Objective
Find how many lines in the material contain "color"; your answer should be that number alone.

=-=-=-=-=

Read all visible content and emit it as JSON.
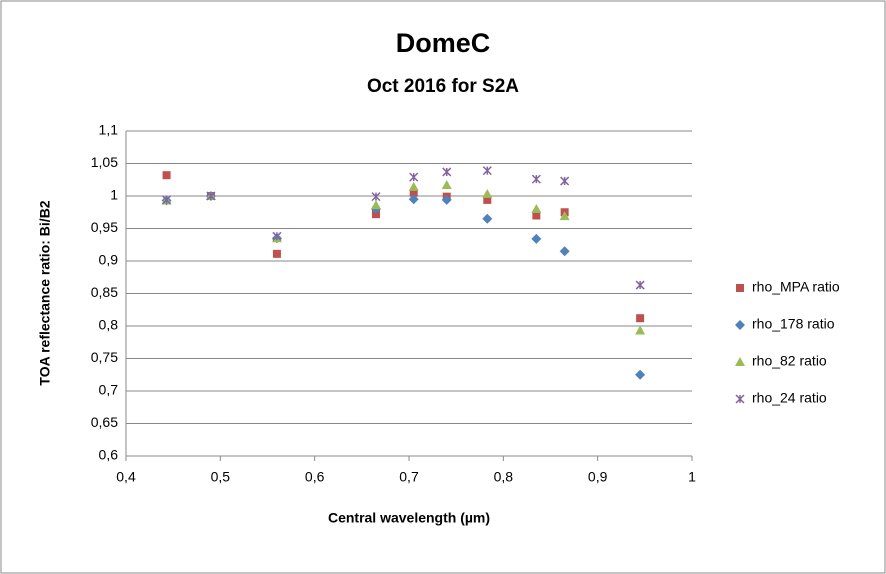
{
  "chart_data": {
    "type": "scatter",
    "title": "DomeC",
    "subtitle": "Oct 2016 for S2A",
    "x_label": "Central wavelength (µm)",
    "y_label": "TOA reflectance ratio: Bi/B2",
    "xlim": [
      0.4,
      1.0
    ],
    "xticks": [
      {
        "value": 0.4,
        "label": "0,4"
      },
      {
        "value": 0.5,
        "label": "0,5"
      },
      {
        "value": 0.6,
        "label": "0,6"
      },
      {
        "value": 0.7,
        "label": "0,7"
      },
      {
        "value": 0.8,
        "label": "0,8"
      },
      {
        "value": 0.9,
        "label": "0,9"
      },
      1
    ],
    "ylim": [
      0.6,
      1.1
    ],
    "yticks": [
      {
        "value": 0.6,
        "label": "0,6"
      },
      {
        "value": 0.65,
        "label": "0,65"
      },
      {
        "value": 0.7,
        "label": "0,7"
      },
      {
        "value": 0.75,
        "label": "0,75"
      },
      {
        "value": 0.8,
        "label": "0,8"
      },
      {
        "value": 0.85,
        "label": "0,85"
      },
      {
        "value": 0.9,
        "label": "0,9"
      },
      {
        "value": 0.95,
        "label": "0,95"
      },
      1,
      {
        "value": 1.05,
        "label": "1,05"
      },
      {
        "value": 1.1,
        "label": "1,1"
      }
    ],
    "grid": true,
    "legend": "right",
    "x": [
      0.443,
      0.49,
      0.56,
      0.665,
      0.705,
      0.74,
      0.783,
      0.835,
      0.865,
      0.945
    ],
    "series": [
      {
        "name": "rho_MPA ratio",
        "color": "#c0504d",
        "marker": "square",
        "values": [
          1.032,
          1.0,
          0.911,
          0.972,
          1.005,
          0.999,
          0.994,
          0.97,
          0.975,
          0.812
        ]
      },
      {
        "name": "rho_178 ratio",
        "color": "#4f81bd",
        "marker": "diamond",
        "values": [
          0.993,
          1.0,
          0.935,
          0.98,
          0.995,
          0.994,
          0.965,
          0.934,
          0.915,
          0.725
        ]
      },
      {
        "name": "rho_82 ratio",
        "color": "#9bbb59",
        "marker": "triangle",
        "values": [
          0.993,
          1.0,
          0.935,
          0.986,
          1.014,
          1.017,
          1.003,
          0.98,
          0.969,
          0.793
        ]
      },
      {
        "name": "rho_24 ratio",
        "color": "#8064a2",
        "marker": "star",
        "values": [
          0.994,
          1.0,
          0.938,
          0.999,
          1.029,
          1.037,
          1.039,
          1.026,
          1.023,
          0.863
        ]
      }
    ]
  }
}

=-=-=-=-=

The reply
4